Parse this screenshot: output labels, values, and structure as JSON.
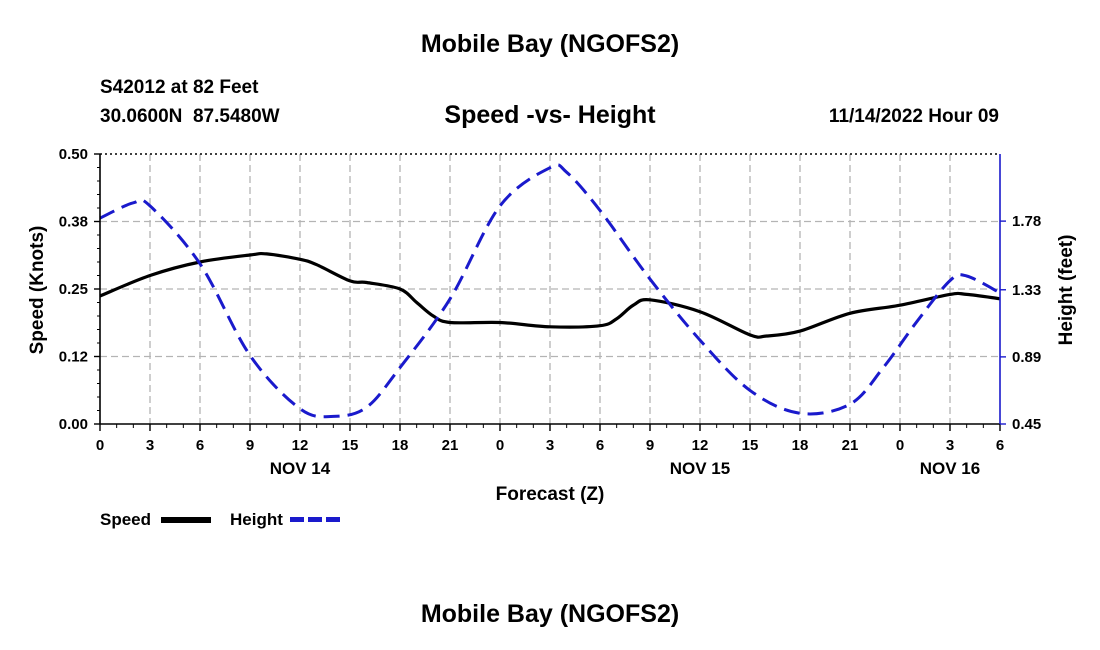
{
  "header": {
    "title": "Mobile Bay (NGOFS2)",
    "station": "S42012 at 82 Feet",
    "coords": "30.0600N  87.5480W",
    "subtitle": "Speed -vs- Height",
    "datetime": "11/14/2022 Hour 09"
  },
  "legend": {
    "speed_label": "Speed",
    "height_label": "Height"
  },
  "footer": {
    "title": "Mobile Bay (NGOFS2)"
  },
  "colors": {
    "speed": "#000000",
    "height": "#1a1acc",
    "grid": "#b4b4b4"
  },
  "chart_data": {
    "type": "line",
    "title": "Speed -vs- Height",
    "xlabel": "Forecast (Z)",
    "ylabel": "Speed (Knots)",
    "y2label": "Height (feet)",
    "x_range": [
      0,
      54
    ],
    "x_ticks": [
      0,
      3,
      6,
      9,
      12,
      15,
      18,
      21,
      24,
      27,
      30,
      33,
      36,
      39,
      42,
      45,
      48,
      51,
      54
    ],
    "x_tick_labels": [
      "0",
      "3",
      "6",
      "9",
      "12",
      "15",
      "18",
      "21",
      "0",
      "3",
      "6",
      "9",
      "12",
      "15",
      "18",
      "21",
      "0",
      "3",
      "6"
    ],
    "date_labels": [
      {
        "label": "NOV 14",
        "x": 12
      },
      {
        "label": "NOV 15",
        "x": 36
      },
      {
        "label": "NOV 16",
        "x": 51
      }
    ],
    "ylim": [
      0,
      0.5
    ],
    "y_ticks": [
      0,
      0.125,
      0.25,
      0.375,
      0.5
    ],
    "y_tick_labels": [
      "0.00",
      "0.12",
      "0.25",
      "0.38",
      "0.50"
    ],
    "y2lim": [
      0.45,
      2.22
    ],
    "y2_ticks": [
      0.45,
      0.89,
      1.33,
      1.78
    ],
    "y2_tick_labels": [
      "0.45",
      "0.89",
      "1.33",
      "1.78"
    ],
    "grid": true,
    "series": [
      {
        "name": "Speed",
        "axis": "left",
        "style": "solid",
        "x": [
          0,
          3,
          6,
          9,
          10,
          12,
          13,
          15,
          16,
          18,
          19,
          20,
          21,
          24,
          27,
          30,
          31,
          32,
          33,
          36,
          39,
          40,
          42,
          45,
          48,
          51,
          52,
          54
        ],
        "values": [
          0.237,
          0.275,
          0.3,
          0.313,
          0.315,
          0.305,
          0.295,
          0.265,
          0.262,
          0.25,
          0.225,
          0.2,
          0.188,
          0.188,
          0.18,
          0.182,
          0.195,
          0.22,
          0.23,
          0.208,
          0.165,
          0.163,
          0.172,
          0.205,
          0.22,
          0.24,
          0.24,
          0.232
        ]
      },
      {
        "name": "Height",
        "axis": "right",
        "style": "dashed",
        "x": [
          0,
          2,
          3,
          6,
          9,
          12,
          14,
          16,
          18,
          21,
          24,
          27,
          28,
          30,
          33,
          36,
          39,
          42,
          45,
          47,
          49,
          51,
          52,
          54
        ],
        "values": [
          1.8,
          1.9,
          1.88,
          1.5,
          0.9,
          0.55,
          0.5,
          0.56,
          0.82,
          1.27,
          1.88,
          2.13,
          2.1,
          1.85,
          1.4,
          1.0,
          0.67,
          0.52,
          0.58,
          0.82,
          1.12,
          1.39,
          1.42,
          1.31
        ]
      }
    ]
  }
}
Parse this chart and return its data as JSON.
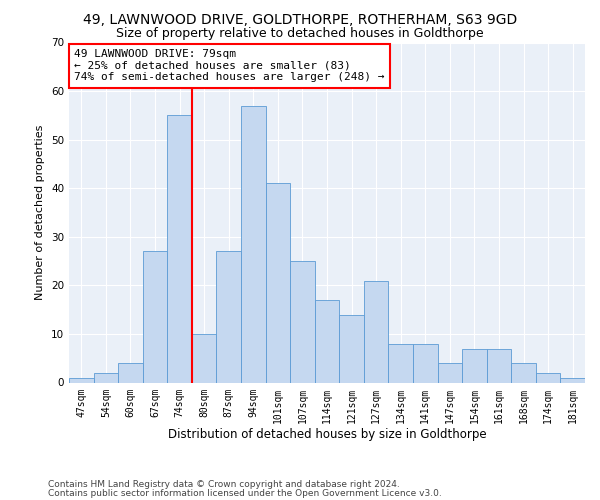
{
  "title1": "49, LAWNWOOD DRIVE, GOLDTHORPE, ROTHERHAM, S63 9GD",
  "title2": "Size of property relative to detached houses in Goldthorpe",
  "xlabel": "Distribution of detached houses by size in Goldthorpe",
  "ylabel": "Number of detached properties",
  "bin_labels": [
    "47sqm",
    "54sqm",
    "60sqm",
    "67sqm",
    "74sqm",
    "80sqm",
    "87sqm",
    "94sqm",
    "101sqm",
    "107sqm",
    "114sqm",
    "121sqm",
    "127sqm",
    "134sqm",
    "141sqm",
    "147sqm",
    "154sqm",
    "161sqm",
    "168sqm",
    "174sqm",
    "181sqm"
  ],
  "bar_values": [
    1,
    2,
    4,
    27,
    55,
    10,
    27,
    57,
    41,
    25,
    17,
    14,
    21,
    8,
    8,
    4,
    7,
    7,
    4,
    2,
    1
  ],
  "bar_color": "#c5d8f0",
  "bar_edge_color": "#5b9bd5",
  "bar_width": 1.0,
  "vline_bin": 4,
  "annotation_line1": "49 LAWNWOOD DRIVE: 79sqm",
  "annotation_line2": "← 25% of detached houses are smaller (83)",
  "annotation_line3": "74% of semi-detached houses are larger (248) →",
  "annotation_box_color": "white",
  "annotation_box_edge_color": "red",
  "vline_color": "red",
  "ylim": [
    0,
    70
  ],
  "yticks": [
    0,
    10,
    20,
    30,
    40,
    50,
    60,
    70
  ],
  "footnote1": "Contains HM Land Registry data © Crown copyright and database right 2024.",
  "footnote2": "Contains public sector information licensed under the Open Government Licence v3.0.",
  "bg_color": "#eaf0f8",
  "grid_color": "white",
  "title1_fontsize": 10,
  "title2_fontsize": 9,
  "xlabel_fontsize": 8.5,
  "ylabel_fontsize": 8,
  "tick_fontsize": 7,
  "annotation_fontsize": 8,
  "footnote_fontsize": 6.5
}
......
• **Task goal**
Exclude the images and reproduce the remaining data exactly.

• **Exercise output**
Parse this screenshot: output labels, values, and structure as JSON.
{
  "header": {
    "title": "Mobile Bay (NGOFS2)",
    "station": "S42012 at 82 Feet",
    "coords": "30.0600N  87.5480W",
    "subtitle": "Speed -vs- Height",
    "datetime": "11/14/2022 Hour 09"
  },
  "legend": {
    "speed_label": "Speed",
    "height_label": "Height"
  },
  "footer": {
    "title": "Mobile Bay (NGOFS2)"
  },
  "colors": {
    "speed": "#000000",
    "height": "#1a1acc",
    "grid": "#b4b4b4"
  },
  "chart_data": {
    "type": "line",
    "title": "Speed -vs- Height",
    "xlabel": "Forecast (Z)",
    "ylabel": "Speed (Knots)",
    "y2label": "Height (feet)",
    "x_range": [
      0,
      54
    ],
    "x_ticks": [
      0,
      3,
      6,
      9,
      12,
      15,
      18,
      21,
      24,
      27,
      30,
      33,
      36,
      39,
      42,
      45,
      48,
      51,
      54
    ],
    "x_tick_labels": [
      "0",
      "3",
      "6",
      "9",
      "12",
      "15",
      "18",
      "21",
      "0",
      "3",
      "6",
      "9",
      "12",
      "15",
      "18",
      "21",
      "0",
      "3",
      "6"
    ],
    "date_labels": [
      {
        "label": "NOV 14",
        "x": 12
      },
      {
        "label": "NOV 15",
        "x": 36
      },
      {
        "label": "NOV 16",
        "x": 51
      }
    ],
    "ylim": [
      0,
      0.5
    ],
    "y_ticks": [
      0,
      0.125,
      0.25,
      0.375,
      0.5
    ],
    "y_tick_labels": [
      "0.00",
      "0.12",
      "0.25",
      "0.38",
      "0.50"
    ],
    "y2lim": [
      0.45,
      2.22
    ],
    "y2_ticks": [
      0.45,
      0.89,
      1.33,
      1.78
    ],
    "y2_tick_labels": [
      "0.45",
      "0.89",
      "1.33",
      "1.78"
    ],
    "grid": true,
    "series": [
      {
        "name": "Speed",
        "axis": "left",
        "style": "solid",
        "x": [
          0,
          3,
          6,
          9,
          10,
          12,
          13,
          15,
          16,
          18,
          19,
          20,
          21,
          24,
          27,
          30,
          31,
          32,
          33,
          36,
          39,
          40,
          42,
          45,
          48,
          51,
          52,
          54
        ],
        "values": [
          0.237,
          0.275,
          0.3,
          0.313,
          0.315,
          0.305,
          0.295,
          0.265,
          0.262,
          0.25,
          0.225,
          0.2,
          0.188,
          0.188,
          0.18,
          0.182,
          0.195,
          0.22,
          0.23,
          0.208,
          0.165,
          0.163,
          0.172,
          0.205,
          0.22,
          0.24,
          0.24,
          0.232
        ]
      },
      {
        "name": "Height",
        "axis": "right",
        "style": "dashed",
        "x": [
          0,
          2,
          3,
          6,
          9,
          12,
          14,
          16,
          18,
          21,
          24,
          27,
          28,
          30,
          33,
          36,
          39,
          42,
          45,
          47,
          49,
          51,
          52,
          54
        ],
        "values": [
          1.8,
          1.9,
          1.88,
          1.5,
          0.9,
          0.55,
          0.5,
          0.56,
          0.82,
          1.27,
          1.88,
          2.13,
          2.1,
          1.85,
          1.4,
          1.0,
          0.67,
          0.52,
          0.58,
          0.82,
          1.12,
          1.39,
          1.42,
          1.31
        ]
      }
    ]
  }
}
Parse this chart and return its data as JSON.
{
  "title1": "49, LAWNWOOD DRIVE, GOLDTHORPE, ROTHERHAM, S63 9GD",
  "title2": "Size of property relative to detached houses in Goldthorpe",
  "xlabel": "Distribution of detached houses by size in Goldthorpe",
  "ylabel": "Number of detached properties",
  "bin_labels": [
    "47sqm",
    "54sqm",
    "60sqm",
    "67sqm",
    "74sqm",
    "80sqm",
    "87sqm",
    "94sqm",
    "101sqm",
    "107sqm",
    "114sqm",
    "121sqm",
    "127sqm",
    "134sqm",
    "141sqm",
    "147sqm",
    "154sqm",
    "161sqm",
    "168sqm",
    "174sqm",
    "181sqm"
  ],
  "bar_values": [
    1,
    2,
    4,
    27,
    55,
    10,
    27,
    57,
    41,
    25,
    17,
    14,
    21,
    8,
    8,
    4,
    7,
    7,
    4,
    2,
    1
  ],
  "bar_color": "#c5d8f0",
  "bar_edge_color": "#5b9bd5",
  "bar_width": 1.0,
  "vline_bin": 4,
  "annotation_line1": "49 LAWNWOOD DRIVE: 79sqm",
  "annotation_line2": "← 25% of detached houses are smaller (83)",
  "annotation_line3": "74% of semi-detached houses are larger (248) →",
  "annotation_box_color": "white",
  "annotation_box_edge_color": "red",
  "vline_color": "red",
  "ylim": [
    0,
    70
  ],
  "yticks": [
    0,
    10,
    20,
    30,
    40,
    50,
    60,
    70
  ],
  "footnote1": "Contains HM Land Registry data © Crown copyright and database right 2024.",
  "footnote2": "Contains public sector information licensed under the Open Government Licence v3.0.",
  "bg_color": "#eaf0f8",
  "grid_color": "white",
  "title1_fontsize": 10,
  "title2_fontsize": 9,
  "xlabel_fontsize": 8.5,
  "ylabel_fontsize": 8,
  "tick_fontsize": 7,
  "annotation_fontsize": 8,
  "footnote_fontsize": 6.5
}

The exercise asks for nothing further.